§ **Goal**
Return only the line that contains "Convert this document image to plain text." and each line after it, through the last line of the data below, copied exactly.

§ **Items from a data source**

----

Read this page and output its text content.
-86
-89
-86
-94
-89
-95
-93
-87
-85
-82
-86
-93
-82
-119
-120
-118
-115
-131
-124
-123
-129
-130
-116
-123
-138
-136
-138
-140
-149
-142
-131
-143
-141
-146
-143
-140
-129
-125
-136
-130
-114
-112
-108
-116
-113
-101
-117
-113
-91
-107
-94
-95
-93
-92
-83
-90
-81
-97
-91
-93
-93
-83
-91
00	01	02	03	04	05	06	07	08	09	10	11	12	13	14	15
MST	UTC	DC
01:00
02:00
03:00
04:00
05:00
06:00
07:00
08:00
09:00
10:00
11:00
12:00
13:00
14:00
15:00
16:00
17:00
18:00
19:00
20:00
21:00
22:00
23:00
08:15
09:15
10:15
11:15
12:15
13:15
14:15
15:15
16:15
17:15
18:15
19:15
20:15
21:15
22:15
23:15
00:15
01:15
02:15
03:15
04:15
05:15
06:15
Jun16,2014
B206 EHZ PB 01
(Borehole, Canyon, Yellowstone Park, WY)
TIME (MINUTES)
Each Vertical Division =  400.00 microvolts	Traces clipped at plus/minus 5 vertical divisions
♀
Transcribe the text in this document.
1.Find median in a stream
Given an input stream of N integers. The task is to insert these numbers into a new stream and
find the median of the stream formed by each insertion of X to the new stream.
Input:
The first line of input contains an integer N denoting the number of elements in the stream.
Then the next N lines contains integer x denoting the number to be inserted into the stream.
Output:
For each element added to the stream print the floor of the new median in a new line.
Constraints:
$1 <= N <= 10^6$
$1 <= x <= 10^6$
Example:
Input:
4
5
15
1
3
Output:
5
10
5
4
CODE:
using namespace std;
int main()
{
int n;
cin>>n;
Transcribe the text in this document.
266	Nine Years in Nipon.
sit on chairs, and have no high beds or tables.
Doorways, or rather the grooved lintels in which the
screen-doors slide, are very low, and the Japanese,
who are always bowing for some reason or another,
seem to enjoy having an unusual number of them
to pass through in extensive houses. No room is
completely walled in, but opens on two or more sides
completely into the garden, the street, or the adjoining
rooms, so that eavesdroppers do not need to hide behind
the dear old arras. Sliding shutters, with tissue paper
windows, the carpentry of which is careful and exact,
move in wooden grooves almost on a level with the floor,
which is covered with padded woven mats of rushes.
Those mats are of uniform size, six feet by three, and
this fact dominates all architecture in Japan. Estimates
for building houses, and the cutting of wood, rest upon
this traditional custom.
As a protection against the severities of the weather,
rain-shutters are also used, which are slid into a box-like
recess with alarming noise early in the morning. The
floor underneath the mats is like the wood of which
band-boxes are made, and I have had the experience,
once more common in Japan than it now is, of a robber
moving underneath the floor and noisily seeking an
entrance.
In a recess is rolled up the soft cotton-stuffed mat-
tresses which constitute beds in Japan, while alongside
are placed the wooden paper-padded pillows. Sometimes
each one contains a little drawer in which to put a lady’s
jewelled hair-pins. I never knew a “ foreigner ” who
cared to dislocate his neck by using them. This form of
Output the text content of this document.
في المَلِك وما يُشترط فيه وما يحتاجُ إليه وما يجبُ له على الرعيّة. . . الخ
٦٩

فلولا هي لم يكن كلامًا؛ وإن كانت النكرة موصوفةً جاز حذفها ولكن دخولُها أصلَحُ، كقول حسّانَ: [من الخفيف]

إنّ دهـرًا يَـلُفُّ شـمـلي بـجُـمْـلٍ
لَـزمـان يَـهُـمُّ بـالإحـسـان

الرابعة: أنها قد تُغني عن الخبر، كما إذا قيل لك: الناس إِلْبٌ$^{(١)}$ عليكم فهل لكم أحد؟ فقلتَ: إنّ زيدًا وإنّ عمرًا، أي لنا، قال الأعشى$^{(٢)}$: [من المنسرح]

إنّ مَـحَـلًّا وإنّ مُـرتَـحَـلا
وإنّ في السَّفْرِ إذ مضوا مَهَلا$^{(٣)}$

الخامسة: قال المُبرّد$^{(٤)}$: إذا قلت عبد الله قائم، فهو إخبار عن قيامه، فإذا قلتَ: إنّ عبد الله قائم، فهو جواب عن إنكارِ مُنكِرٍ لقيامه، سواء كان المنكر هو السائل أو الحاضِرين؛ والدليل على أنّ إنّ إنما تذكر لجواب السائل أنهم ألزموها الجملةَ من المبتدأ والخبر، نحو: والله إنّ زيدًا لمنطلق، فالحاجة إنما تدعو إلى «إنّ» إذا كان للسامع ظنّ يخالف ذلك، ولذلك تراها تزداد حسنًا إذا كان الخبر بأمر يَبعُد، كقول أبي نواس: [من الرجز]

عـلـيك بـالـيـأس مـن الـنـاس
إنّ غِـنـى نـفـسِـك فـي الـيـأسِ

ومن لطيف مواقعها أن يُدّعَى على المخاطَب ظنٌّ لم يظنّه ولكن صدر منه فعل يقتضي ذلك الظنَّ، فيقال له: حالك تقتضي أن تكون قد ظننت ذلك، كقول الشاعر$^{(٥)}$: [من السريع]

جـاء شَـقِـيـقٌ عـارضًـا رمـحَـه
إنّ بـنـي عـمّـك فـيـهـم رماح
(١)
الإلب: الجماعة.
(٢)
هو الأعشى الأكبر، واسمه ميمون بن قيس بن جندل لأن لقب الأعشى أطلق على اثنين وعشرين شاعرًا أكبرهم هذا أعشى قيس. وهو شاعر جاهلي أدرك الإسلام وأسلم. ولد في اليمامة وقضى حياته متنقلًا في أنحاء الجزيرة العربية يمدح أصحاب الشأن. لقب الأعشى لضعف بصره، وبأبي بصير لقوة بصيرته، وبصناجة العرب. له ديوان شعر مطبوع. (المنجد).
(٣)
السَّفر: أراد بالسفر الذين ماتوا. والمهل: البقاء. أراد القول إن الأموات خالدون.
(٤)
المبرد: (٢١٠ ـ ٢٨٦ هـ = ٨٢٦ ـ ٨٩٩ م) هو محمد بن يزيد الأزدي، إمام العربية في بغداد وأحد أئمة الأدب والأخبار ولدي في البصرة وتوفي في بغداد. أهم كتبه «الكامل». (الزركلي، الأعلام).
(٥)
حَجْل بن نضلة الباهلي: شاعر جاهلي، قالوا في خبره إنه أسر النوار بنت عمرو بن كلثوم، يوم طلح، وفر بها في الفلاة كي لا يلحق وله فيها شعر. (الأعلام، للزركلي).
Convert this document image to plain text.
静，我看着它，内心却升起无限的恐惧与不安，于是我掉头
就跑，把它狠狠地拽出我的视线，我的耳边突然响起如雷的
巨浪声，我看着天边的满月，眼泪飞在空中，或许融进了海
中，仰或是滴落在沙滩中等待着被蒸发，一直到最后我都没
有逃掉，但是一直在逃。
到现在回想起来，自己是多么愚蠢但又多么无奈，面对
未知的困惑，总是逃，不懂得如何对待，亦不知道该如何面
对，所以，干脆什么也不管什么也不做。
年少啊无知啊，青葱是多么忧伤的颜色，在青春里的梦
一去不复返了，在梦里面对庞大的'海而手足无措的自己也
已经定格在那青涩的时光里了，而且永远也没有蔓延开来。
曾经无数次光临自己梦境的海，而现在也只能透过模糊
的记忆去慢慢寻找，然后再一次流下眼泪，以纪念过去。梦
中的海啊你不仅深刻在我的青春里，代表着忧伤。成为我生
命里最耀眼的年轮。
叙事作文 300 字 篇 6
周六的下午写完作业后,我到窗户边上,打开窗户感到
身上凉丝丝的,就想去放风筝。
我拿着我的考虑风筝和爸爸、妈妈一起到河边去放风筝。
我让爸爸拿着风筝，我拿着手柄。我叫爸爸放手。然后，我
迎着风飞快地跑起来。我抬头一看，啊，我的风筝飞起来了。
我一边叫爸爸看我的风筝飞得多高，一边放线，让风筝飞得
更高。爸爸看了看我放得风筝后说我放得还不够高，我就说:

----

§ **Written answer**
Convert this document image to plain text.
静，我看着它，内心却升起无限的恐惧与不安，于是我掉头
就跑，把它狠狠地拽出我的视线，我的耳边突然响起如雷的
巨浪声，我看着天边的满月，眼泪飞在空中，或许融进了海
中，仰或是滴落在沙滩中等待着被蒸发，一直到最后我都没
有逃掉，但是一直在逃。
到现在回想起来，自己是多么愚蠢但又多么无奈，面对
未知的困惑，总是逃，不懂得如何对待，亦不知道该如何面
对，所以，干脆什么也不管什么也不做。
年少啊无知啊，青葱是多么忧伤的颜色，在青春里的梦
一去不复返了，在梦里面对庞大的'海而手足无措的自己也
已经定格在那青涩的时光里了，而且永远也没有蔓延开来。
曾经无数次光临自己梦境的海，而现在也只能透过模糊
的记忆去慢慢寻找，然后再一次流下眼泪，以纪念过去。梦
中的海啊你不仅深刻在我的青春里，代表着忧伤。成为我生
命里最耀眼的年轮。
叙事作文 300 字 篇 6
周六的下午写完作业后,我到窗户边上,打开窗户感到
身上凉丝丝的,就想去放风筝。
我拿着我的考虑风筝和爸爸、妈妈一起到河边去放风筝。
我让爸爸拿着风筝，我拿着手柄。我叫爸爸放手。然后，我
迎着风飞快地跑起来。我抬头一看，啊，我的风筝飞起来了。
我一边叫爸爸看我的风筝飞得多高，一边放线，让风筝飞得
更高。爸爸看了看我放得风筝后说我放得还不够高，我就说:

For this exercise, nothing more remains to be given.